__DIRECTIVE__: Can you transcribe every entry word for word, skipping the images?

__ENTRIES SUPPLIED__:
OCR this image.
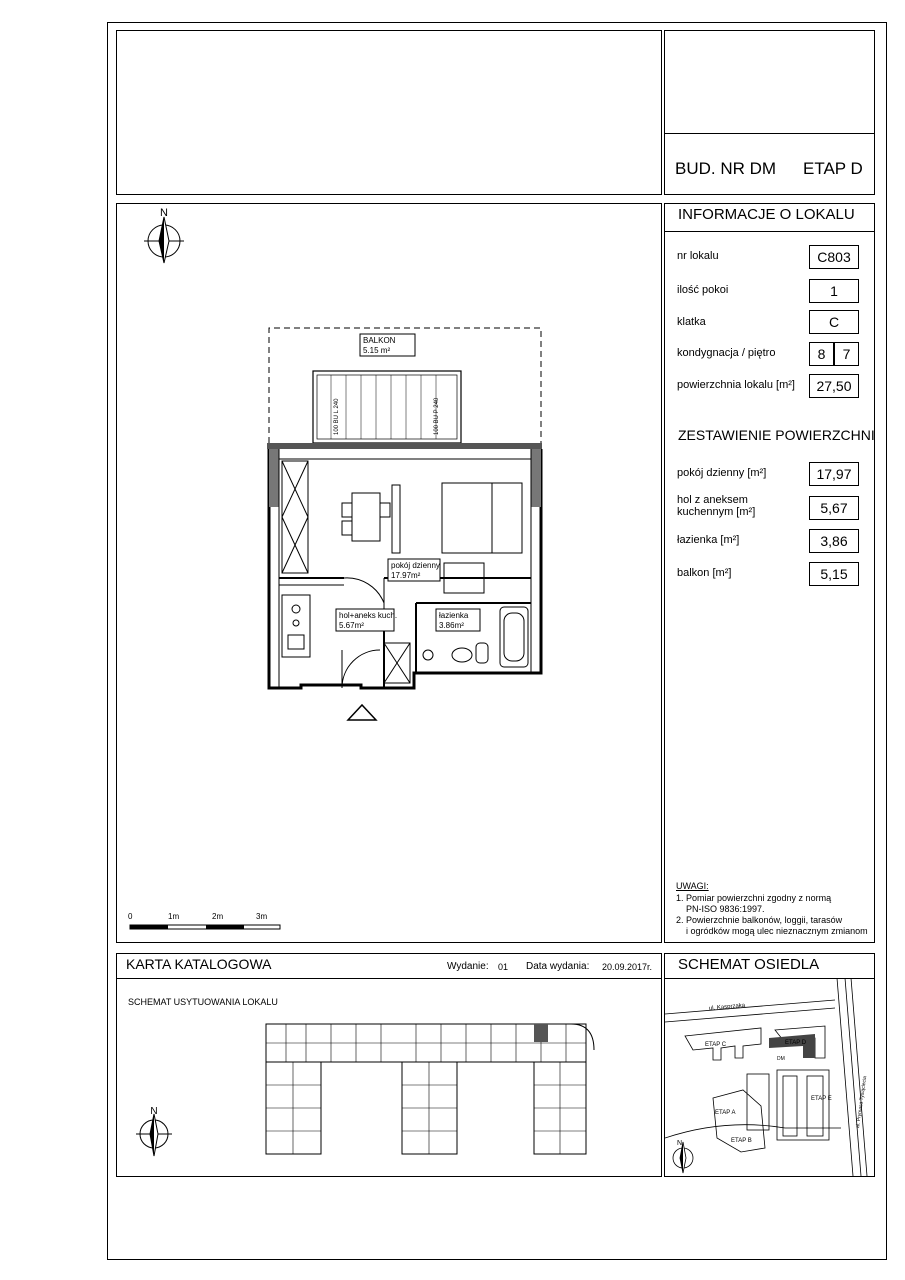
BUD. NR DM ETAP D
INFORMACJE O LOKALU
nr lokalu	C803
ilość pokoi	1
klatka	C
kondygnacja / piętro	8	7
powierzchnia lokalu [m²]	27,50
ZESTAWIENIE POWIERZCHNI
pokój dzienny [m²]	17,97
hol z aneksem
kuchennym [m²]	5,67
łazienka [m²]	3,86
balkon [m²]	5,15
UWAGI:
1. Pomiar powierzchni zgodny z normą
PN-ISO 9836:1997.
2. Powierzchnie balkonów, loggii, tarasów
i ogródków mogą ulec nieznacznym zmianom
N
BALKON
5.15 m²
100 BU L 240	100 BU P 240
pokój dzienny
17.97m²
hol+aneks kuch.
5.67m²
łazienka
3.86m²
0	1m	2m	3m
KARTA KATALOGOWA	Wydanie: 01 Data wydania: 20.09.2017r.
SCHEMAT USYTUOWANIA LOKALU
N
SCHEMAT OSIEDLA
ul. Kasprzaka
al. Prymasa Tysiąclecia
ETAP C	ETAP D
DM
ETAP E
ETAP A
ETAP B
N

__WRITTEN SOLUTION__:
OCR this image.
BUD. NR DM ETAP D
INFORMACJE O LOKALU
nr lokalu	C803
ilość pokoi	1
klatka	C
kondygnacja / piętro	8	7
powierzchnia lokalu [m²]	27,50
ZESTAWIENIE POWIERZCHNI
pokój dzienny [m²]	17,97
hol z aneksem
kuchennym [m²]	5,67
łazienka [m²]	3,86
balkon [m²]	5,15
UWAGI:
1. Pomiar powierzchni zgodny z normą
PN-ISO 9836:1997.
2. Powierzchnie balkonów, loggii, tarasów
i ogródków mogą ulec nieznacznym zmianom
N
BALKON
5.15 m²
100 BU L 240	100 BU P 240
pokój dzienny
17.97m²
hol+aneks kuch.
5.67m²
łazienka
3.86m²
0	1m	2m	3m
KARTA KATALOGOWA	Wydanie: 01 Data wydania: 20.09.2017r.
SCHEMAT USYTUOWANIA LOKALU
N
SCHEMAT OSIEDLA
ul. Kasprzaka
al. Prymasa Tysiąclecia
ETAP C	ETAP D
DM
ETAP E
ETAP A
ETAP B
N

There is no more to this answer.